- Written task -
Find and return each line containing "Osiedle".

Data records

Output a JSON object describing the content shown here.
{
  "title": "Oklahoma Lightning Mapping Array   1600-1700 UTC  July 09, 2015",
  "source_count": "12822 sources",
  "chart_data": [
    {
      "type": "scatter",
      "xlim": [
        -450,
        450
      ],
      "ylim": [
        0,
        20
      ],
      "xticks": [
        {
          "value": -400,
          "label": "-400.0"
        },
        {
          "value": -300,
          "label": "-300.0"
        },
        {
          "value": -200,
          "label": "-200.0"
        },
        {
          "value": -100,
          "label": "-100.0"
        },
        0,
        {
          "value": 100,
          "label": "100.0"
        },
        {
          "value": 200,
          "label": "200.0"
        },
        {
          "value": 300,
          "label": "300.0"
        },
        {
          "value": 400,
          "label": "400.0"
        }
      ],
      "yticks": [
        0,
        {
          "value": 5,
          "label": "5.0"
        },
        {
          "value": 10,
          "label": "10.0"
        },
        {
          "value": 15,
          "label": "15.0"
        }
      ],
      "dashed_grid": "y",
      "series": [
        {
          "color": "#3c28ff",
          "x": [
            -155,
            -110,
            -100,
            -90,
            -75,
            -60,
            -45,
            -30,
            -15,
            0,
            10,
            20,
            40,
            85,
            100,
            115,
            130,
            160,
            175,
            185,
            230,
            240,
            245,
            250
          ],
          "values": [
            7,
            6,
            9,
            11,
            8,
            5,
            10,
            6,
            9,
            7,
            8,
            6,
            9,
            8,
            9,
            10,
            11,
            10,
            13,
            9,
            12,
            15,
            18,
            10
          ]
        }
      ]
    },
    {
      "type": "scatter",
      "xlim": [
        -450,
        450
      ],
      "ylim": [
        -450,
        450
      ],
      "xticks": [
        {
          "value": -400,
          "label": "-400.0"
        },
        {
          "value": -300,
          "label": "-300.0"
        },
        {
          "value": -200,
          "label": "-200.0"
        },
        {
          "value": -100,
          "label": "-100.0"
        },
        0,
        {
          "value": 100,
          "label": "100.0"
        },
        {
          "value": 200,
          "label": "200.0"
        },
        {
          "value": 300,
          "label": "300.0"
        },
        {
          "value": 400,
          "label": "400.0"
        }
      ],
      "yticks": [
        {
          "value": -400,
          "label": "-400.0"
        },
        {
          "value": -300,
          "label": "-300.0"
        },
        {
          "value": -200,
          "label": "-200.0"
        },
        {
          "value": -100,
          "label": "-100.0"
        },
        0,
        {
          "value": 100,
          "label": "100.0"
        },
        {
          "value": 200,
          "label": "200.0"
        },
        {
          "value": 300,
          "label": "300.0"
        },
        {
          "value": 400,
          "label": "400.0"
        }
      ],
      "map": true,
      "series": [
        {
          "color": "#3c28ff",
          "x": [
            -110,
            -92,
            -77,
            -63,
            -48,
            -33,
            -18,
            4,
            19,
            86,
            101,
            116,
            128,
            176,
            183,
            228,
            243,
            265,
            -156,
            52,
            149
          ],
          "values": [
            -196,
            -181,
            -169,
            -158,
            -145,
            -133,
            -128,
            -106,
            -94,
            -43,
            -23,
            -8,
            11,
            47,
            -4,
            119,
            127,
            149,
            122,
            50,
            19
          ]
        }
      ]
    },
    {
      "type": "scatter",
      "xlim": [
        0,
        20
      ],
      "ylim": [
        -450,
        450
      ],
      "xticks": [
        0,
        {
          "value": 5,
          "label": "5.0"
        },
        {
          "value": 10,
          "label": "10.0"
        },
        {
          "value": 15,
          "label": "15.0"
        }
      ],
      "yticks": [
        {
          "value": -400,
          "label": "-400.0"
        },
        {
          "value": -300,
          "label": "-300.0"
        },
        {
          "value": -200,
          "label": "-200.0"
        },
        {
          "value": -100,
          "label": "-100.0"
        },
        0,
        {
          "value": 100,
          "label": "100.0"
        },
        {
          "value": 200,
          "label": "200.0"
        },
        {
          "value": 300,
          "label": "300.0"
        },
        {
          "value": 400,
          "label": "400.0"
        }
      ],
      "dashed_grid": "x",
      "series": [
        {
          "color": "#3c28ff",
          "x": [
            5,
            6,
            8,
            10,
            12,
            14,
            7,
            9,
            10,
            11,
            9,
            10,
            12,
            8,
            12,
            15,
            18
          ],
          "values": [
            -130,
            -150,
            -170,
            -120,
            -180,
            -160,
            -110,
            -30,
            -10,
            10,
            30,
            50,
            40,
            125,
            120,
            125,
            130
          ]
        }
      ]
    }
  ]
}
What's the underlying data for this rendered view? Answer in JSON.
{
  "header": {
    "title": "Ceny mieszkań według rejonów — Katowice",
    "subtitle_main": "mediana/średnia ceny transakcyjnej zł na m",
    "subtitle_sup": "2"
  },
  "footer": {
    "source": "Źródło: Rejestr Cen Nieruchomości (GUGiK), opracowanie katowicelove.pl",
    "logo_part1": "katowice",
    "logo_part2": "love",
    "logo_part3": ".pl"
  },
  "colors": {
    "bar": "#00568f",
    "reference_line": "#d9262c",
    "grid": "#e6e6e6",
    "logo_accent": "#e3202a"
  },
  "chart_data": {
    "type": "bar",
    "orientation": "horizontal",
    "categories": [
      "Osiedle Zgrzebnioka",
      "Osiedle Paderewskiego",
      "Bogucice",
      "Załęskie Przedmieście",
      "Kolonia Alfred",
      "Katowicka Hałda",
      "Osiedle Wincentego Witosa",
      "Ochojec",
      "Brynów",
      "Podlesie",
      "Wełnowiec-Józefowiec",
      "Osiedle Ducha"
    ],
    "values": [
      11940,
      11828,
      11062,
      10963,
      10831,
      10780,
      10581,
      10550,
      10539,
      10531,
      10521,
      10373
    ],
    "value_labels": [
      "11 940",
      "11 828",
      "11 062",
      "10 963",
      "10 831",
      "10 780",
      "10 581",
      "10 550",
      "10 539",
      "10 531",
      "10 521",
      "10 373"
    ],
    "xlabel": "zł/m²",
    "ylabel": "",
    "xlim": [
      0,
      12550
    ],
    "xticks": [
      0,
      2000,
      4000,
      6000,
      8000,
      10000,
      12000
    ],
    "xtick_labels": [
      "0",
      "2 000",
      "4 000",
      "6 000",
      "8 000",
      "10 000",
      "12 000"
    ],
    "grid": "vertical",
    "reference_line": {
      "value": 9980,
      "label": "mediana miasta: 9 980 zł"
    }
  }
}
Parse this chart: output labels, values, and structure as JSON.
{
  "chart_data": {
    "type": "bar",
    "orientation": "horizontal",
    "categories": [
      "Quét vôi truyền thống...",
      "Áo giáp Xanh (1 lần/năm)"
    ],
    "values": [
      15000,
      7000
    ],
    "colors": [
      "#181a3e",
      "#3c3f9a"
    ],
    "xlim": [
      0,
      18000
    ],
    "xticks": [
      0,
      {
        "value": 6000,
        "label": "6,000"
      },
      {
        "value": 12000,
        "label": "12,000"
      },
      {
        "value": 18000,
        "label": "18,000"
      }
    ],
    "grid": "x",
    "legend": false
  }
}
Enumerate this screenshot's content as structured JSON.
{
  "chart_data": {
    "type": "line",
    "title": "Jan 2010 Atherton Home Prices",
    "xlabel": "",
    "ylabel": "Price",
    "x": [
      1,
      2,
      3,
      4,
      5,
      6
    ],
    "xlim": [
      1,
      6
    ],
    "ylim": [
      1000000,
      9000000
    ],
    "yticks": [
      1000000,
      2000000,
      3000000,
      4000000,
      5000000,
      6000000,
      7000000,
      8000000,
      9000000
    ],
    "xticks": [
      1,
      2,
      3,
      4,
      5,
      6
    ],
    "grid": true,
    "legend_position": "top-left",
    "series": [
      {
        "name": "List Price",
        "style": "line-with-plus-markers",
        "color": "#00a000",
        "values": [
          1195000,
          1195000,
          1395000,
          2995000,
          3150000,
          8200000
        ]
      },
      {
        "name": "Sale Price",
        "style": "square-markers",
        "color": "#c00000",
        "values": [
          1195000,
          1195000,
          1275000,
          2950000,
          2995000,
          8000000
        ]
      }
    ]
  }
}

- Response to this exercise -
      "Osiedle Zgrzebnioka",
      "Osiedle Paderewskiego",
      "Osiedle Wincentego Witosa",
      "Osiedle Ducha"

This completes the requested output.